Do this:
For the entries that follow, tally the lines holding the string "close". Give the total and nothing else.

Record set:

******

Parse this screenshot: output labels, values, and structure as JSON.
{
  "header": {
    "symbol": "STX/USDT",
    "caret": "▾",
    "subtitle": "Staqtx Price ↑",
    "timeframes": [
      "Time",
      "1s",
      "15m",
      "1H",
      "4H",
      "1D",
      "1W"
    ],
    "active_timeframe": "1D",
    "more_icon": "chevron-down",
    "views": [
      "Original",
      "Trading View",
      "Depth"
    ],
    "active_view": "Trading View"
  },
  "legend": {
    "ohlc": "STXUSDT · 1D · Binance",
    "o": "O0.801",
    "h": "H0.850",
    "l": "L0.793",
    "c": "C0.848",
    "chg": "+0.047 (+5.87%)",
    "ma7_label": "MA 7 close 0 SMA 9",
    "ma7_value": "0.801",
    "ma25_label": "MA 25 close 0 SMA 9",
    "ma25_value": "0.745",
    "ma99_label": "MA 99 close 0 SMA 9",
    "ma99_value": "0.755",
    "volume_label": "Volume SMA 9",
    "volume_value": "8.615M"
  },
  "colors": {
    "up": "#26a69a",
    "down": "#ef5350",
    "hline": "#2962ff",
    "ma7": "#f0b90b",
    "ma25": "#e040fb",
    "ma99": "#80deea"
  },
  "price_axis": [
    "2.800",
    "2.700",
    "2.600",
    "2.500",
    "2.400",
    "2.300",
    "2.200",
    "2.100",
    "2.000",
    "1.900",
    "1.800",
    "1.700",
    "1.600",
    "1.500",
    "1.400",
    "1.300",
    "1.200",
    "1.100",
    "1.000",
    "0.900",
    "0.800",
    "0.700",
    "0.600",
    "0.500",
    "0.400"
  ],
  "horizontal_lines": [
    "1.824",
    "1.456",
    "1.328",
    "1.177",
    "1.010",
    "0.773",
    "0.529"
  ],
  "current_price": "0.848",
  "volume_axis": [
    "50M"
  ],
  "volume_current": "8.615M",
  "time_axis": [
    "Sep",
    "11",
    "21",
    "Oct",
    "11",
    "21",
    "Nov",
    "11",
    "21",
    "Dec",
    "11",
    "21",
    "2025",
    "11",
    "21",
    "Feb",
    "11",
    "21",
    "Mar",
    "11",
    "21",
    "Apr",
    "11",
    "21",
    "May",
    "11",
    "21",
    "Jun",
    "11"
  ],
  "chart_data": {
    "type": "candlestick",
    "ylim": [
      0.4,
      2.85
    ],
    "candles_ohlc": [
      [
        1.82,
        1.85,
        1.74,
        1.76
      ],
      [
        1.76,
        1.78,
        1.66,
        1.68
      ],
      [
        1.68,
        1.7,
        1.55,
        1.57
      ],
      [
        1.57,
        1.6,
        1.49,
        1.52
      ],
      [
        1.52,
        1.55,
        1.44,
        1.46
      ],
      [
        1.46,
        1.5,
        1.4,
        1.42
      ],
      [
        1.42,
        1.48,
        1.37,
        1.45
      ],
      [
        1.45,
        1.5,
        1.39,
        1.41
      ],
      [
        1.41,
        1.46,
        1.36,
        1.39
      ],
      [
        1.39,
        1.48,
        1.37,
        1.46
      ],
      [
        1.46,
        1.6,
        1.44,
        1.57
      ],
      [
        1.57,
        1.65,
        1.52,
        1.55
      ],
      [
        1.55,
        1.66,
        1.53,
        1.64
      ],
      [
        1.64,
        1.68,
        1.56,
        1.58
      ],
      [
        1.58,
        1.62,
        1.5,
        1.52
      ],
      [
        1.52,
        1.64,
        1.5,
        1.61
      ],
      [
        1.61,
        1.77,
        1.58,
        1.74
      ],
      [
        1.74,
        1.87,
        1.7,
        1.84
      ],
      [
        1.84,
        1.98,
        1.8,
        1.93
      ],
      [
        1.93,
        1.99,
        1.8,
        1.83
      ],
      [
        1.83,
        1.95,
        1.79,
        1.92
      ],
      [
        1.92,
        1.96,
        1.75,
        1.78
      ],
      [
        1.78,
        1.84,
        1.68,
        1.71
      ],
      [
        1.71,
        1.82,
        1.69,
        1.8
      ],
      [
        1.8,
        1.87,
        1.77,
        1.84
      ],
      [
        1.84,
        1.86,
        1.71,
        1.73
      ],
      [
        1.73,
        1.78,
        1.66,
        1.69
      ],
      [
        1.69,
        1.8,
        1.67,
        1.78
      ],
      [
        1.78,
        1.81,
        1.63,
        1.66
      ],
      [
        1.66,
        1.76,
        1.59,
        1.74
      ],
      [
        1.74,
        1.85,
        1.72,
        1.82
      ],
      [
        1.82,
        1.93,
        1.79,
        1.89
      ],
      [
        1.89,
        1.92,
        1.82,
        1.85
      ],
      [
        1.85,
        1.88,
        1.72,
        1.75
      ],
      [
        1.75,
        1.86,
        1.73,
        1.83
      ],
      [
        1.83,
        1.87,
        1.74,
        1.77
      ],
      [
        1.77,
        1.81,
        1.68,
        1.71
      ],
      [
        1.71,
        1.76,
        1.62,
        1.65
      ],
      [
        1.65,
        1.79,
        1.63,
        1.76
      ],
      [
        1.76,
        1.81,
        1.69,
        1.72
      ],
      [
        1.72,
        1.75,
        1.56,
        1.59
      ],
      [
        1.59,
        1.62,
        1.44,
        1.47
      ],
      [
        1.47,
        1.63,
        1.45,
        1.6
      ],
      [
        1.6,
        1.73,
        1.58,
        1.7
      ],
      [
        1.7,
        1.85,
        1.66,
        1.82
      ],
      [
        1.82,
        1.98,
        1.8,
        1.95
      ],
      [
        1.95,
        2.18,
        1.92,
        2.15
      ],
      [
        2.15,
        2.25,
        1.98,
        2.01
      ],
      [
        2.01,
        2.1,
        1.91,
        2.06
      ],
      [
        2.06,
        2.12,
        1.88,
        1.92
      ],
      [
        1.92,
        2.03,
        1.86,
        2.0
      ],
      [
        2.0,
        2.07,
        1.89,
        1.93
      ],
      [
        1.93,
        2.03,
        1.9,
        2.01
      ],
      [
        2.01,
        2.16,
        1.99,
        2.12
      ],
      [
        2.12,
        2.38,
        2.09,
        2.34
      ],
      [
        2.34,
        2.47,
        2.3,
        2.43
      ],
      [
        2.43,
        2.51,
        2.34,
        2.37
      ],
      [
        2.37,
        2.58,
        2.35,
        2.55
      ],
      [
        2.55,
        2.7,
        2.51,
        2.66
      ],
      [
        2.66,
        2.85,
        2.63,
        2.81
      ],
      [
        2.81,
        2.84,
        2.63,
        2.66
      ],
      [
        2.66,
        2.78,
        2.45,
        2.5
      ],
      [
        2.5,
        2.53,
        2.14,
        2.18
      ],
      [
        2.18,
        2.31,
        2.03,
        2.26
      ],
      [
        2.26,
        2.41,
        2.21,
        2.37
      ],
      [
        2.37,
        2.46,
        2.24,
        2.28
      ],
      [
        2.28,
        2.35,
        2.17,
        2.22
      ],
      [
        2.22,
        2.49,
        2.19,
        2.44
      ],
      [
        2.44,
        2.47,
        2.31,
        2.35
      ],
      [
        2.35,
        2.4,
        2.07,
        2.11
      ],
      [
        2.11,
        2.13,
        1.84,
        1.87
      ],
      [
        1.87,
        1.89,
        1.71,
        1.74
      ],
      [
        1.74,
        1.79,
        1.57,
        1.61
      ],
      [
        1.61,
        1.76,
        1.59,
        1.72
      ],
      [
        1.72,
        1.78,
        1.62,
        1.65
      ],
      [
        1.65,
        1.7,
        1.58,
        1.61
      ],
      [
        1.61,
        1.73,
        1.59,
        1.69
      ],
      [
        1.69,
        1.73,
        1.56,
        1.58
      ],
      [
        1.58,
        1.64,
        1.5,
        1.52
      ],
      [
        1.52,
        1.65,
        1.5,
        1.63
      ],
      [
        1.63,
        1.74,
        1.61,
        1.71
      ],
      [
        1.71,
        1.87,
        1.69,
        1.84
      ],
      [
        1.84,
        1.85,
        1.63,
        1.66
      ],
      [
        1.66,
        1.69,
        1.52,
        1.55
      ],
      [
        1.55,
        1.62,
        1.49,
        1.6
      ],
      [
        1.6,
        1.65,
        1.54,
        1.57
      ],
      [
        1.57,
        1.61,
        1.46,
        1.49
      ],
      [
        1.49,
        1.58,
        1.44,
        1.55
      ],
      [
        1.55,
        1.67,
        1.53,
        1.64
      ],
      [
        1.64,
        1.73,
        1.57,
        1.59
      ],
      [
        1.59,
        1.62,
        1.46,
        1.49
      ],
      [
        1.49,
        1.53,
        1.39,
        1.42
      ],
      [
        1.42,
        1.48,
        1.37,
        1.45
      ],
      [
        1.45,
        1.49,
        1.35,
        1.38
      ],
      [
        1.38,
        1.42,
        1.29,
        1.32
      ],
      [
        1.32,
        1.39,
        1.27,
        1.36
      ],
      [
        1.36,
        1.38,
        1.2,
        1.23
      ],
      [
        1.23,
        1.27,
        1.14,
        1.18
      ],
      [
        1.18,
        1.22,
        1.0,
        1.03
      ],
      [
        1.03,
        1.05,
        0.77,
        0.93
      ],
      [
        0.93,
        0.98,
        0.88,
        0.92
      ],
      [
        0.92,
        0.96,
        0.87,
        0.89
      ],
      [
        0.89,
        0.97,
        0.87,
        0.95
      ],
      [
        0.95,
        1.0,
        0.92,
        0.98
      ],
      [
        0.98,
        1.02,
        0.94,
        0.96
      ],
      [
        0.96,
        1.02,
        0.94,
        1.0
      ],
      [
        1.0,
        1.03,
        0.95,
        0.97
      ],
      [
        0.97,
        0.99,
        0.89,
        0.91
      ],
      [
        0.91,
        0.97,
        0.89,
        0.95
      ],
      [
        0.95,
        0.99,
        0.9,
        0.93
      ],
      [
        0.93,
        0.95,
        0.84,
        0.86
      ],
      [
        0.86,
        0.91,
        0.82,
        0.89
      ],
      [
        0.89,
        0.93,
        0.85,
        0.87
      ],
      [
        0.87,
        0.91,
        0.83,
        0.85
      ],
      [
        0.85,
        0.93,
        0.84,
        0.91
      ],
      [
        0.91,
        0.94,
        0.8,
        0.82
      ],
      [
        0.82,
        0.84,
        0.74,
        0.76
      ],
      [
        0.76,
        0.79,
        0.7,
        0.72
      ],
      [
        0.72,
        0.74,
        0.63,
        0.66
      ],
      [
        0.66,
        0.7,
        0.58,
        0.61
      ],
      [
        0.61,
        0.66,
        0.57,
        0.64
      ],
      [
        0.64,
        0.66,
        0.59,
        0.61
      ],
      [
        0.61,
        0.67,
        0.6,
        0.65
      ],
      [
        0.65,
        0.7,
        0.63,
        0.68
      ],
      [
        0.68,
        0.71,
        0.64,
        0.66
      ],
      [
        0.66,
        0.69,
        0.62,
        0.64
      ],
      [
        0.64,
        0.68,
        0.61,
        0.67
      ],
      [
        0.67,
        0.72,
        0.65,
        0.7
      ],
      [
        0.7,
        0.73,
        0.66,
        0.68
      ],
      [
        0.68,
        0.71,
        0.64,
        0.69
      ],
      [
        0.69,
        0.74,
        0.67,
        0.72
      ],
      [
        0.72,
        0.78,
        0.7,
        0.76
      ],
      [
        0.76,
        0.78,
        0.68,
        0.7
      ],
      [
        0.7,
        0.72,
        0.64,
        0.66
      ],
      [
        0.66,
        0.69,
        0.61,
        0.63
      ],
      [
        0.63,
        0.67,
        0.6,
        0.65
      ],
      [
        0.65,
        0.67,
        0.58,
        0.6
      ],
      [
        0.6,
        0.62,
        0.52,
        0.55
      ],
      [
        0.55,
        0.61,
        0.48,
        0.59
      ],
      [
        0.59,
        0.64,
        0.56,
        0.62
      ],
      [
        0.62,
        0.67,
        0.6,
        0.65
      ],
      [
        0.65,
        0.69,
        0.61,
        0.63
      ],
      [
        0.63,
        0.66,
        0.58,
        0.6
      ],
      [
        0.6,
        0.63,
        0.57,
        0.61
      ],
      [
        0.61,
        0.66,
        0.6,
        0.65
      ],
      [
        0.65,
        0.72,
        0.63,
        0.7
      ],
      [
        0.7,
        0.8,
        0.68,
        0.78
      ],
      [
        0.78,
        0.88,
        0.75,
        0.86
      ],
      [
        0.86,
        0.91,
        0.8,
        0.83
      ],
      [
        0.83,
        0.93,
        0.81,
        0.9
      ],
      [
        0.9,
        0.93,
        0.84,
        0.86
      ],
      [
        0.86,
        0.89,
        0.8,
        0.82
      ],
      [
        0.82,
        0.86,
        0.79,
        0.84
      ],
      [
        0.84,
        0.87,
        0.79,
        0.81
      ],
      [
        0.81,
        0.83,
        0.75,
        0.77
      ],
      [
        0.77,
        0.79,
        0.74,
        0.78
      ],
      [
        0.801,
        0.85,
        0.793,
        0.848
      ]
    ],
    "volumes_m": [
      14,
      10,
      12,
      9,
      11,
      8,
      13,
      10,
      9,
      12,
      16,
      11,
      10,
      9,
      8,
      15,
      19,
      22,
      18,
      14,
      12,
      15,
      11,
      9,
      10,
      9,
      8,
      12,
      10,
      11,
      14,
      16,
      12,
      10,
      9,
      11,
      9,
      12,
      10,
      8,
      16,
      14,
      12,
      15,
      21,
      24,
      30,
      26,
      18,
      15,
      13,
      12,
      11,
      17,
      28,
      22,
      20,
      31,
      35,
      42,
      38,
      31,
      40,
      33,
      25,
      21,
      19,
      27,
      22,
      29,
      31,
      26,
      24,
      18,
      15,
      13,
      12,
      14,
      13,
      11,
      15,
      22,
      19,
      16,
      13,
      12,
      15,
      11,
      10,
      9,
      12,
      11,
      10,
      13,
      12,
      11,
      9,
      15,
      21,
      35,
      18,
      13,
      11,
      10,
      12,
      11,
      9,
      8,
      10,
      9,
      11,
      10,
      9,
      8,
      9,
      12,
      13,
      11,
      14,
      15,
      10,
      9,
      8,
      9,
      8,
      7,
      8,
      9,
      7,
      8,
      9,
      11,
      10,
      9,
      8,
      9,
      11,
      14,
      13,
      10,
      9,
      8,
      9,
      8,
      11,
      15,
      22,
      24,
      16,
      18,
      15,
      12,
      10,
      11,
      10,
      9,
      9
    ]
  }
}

******

Task answer:
3